(DIRECTIONS FOR THIS TASK):
Tell me how many lines hold "شایعه", please, using only the number.

(DATA ROWS):

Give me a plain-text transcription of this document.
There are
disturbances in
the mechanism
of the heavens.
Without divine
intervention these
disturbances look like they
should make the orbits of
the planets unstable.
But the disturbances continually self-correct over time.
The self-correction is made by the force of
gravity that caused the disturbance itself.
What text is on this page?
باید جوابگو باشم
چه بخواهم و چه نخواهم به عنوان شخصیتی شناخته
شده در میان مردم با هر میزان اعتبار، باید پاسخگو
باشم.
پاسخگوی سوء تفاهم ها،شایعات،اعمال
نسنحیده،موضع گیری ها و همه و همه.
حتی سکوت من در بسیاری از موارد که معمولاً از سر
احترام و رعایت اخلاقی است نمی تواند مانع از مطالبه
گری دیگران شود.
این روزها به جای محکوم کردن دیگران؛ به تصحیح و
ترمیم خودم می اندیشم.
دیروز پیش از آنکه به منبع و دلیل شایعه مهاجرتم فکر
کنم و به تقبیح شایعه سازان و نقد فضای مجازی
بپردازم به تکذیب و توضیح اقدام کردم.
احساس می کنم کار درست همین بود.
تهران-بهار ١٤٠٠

(ANSWER BELOW):
2